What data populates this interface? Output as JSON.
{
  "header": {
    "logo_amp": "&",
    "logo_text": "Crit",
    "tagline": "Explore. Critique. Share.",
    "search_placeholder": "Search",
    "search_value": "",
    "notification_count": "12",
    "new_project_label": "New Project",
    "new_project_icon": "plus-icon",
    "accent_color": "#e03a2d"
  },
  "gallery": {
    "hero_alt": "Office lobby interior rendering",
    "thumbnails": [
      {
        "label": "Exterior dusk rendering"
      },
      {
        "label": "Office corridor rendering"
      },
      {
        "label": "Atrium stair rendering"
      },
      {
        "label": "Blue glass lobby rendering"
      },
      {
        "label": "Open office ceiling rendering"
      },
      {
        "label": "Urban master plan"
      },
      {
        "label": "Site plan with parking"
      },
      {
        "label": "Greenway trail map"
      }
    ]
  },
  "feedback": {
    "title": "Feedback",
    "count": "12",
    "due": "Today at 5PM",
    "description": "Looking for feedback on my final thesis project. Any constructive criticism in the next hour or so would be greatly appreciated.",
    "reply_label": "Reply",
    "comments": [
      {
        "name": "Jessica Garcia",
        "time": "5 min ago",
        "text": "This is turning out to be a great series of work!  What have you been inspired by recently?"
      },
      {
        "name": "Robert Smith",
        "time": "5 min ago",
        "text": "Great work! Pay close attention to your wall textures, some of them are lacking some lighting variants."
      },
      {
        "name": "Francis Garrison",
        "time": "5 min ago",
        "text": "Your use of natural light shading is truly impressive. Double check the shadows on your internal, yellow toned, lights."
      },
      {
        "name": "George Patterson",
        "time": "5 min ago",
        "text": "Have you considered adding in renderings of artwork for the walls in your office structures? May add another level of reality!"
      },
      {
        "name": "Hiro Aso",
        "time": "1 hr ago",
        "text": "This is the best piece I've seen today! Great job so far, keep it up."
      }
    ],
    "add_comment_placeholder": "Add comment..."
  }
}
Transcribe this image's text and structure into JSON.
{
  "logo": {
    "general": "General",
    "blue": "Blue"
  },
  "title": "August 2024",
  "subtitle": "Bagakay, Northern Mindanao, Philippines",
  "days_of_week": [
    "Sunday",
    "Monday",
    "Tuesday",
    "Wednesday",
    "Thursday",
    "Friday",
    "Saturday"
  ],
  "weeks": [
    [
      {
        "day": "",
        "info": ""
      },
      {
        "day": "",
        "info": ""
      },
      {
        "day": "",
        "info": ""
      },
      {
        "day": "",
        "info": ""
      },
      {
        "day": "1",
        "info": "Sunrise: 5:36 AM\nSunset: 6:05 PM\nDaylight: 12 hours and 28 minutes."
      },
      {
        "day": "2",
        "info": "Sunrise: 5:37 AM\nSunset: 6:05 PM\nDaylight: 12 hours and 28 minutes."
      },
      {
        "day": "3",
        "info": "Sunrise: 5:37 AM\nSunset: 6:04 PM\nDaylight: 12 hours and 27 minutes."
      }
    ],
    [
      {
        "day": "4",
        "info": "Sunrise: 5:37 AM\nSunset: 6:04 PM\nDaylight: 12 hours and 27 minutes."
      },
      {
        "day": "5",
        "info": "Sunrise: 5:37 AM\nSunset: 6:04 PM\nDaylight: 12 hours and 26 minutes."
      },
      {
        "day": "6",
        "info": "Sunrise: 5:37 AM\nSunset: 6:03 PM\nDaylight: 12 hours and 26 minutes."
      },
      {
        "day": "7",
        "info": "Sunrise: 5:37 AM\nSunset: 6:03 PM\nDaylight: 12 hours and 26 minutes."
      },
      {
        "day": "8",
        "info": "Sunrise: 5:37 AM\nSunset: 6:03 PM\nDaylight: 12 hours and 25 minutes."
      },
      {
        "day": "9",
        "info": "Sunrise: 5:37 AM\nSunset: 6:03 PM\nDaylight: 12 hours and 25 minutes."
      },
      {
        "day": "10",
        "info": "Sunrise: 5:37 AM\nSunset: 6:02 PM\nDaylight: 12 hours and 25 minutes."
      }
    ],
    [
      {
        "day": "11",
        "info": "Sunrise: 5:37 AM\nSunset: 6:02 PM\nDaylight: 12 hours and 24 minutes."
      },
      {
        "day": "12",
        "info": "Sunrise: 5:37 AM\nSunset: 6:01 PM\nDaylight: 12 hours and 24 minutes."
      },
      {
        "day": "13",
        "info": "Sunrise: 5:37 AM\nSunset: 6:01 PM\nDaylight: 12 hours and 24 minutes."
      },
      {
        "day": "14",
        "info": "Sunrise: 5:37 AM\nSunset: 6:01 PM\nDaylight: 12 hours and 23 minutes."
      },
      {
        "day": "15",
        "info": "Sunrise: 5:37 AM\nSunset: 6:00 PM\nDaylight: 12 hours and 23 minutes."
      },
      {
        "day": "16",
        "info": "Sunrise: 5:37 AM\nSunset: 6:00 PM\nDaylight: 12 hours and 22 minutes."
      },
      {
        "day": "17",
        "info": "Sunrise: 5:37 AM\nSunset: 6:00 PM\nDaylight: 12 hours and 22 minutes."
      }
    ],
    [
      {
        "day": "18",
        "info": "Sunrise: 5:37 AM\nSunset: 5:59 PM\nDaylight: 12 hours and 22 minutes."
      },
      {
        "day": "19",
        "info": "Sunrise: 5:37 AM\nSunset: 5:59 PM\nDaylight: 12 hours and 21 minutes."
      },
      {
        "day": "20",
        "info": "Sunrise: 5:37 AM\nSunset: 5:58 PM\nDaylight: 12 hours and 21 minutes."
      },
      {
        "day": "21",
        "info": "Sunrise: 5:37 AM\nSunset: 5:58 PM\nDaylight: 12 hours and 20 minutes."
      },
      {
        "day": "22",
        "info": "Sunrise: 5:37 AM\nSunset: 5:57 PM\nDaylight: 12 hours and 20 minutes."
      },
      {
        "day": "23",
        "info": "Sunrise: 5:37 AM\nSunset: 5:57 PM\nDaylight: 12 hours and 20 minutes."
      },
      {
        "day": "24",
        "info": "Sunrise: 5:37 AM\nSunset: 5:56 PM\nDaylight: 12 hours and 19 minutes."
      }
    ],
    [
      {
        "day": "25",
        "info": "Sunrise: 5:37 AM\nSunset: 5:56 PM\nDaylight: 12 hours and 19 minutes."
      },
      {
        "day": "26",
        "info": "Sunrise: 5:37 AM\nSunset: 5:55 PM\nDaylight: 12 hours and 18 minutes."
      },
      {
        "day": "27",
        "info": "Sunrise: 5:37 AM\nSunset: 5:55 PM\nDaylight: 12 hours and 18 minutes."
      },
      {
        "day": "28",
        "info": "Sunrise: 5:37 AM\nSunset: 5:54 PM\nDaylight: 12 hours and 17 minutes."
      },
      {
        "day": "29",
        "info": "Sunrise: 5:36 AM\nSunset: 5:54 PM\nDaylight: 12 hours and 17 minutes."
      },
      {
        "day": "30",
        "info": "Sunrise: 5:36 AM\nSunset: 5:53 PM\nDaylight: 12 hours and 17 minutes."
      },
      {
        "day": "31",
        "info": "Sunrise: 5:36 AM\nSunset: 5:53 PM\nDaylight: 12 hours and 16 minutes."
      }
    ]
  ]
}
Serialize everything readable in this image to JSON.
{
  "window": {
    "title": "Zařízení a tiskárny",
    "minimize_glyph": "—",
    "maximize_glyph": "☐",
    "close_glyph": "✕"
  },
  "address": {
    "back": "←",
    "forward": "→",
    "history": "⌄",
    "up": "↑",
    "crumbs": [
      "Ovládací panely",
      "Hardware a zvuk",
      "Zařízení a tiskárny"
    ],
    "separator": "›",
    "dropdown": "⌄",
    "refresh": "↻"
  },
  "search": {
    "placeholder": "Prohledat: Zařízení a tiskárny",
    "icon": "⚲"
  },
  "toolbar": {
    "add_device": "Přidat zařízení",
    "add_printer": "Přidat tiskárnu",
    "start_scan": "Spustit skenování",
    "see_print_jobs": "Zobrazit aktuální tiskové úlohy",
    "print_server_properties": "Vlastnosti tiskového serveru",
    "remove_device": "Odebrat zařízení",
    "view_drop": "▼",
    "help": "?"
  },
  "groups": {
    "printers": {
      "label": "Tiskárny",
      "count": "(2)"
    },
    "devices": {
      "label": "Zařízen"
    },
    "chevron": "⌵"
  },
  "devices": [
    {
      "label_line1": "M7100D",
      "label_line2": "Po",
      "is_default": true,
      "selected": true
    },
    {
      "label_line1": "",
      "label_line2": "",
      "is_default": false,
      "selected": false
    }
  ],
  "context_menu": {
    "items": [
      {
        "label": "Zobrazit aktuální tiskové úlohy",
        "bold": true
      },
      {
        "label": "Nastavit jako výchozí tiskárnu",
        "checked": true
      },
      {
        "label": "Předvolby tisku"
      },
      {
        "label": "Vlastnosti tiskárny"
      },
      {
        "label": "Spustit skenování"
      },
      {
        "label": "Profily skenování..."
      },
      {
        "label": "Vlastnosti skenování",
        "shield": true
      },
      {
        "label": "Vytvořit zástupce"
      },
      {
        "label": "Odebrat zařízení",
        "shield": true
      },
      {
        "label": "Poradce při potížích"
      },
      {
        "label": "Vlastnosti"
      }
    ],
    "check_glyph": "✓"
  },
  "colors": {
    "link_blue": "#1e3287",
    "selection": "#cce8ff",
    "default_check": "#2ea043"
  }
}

====

#### Work to do
Write down every line of the data above that includes the string "Vlastnosti".

#### Solution for this task
    "print_server_properties": "Vlastnosti tiskového serveru",
        "label": "Vlastnosti tiskárny"
        "label": "Vlastnosti skenování",
        "label": "Vlastnosti"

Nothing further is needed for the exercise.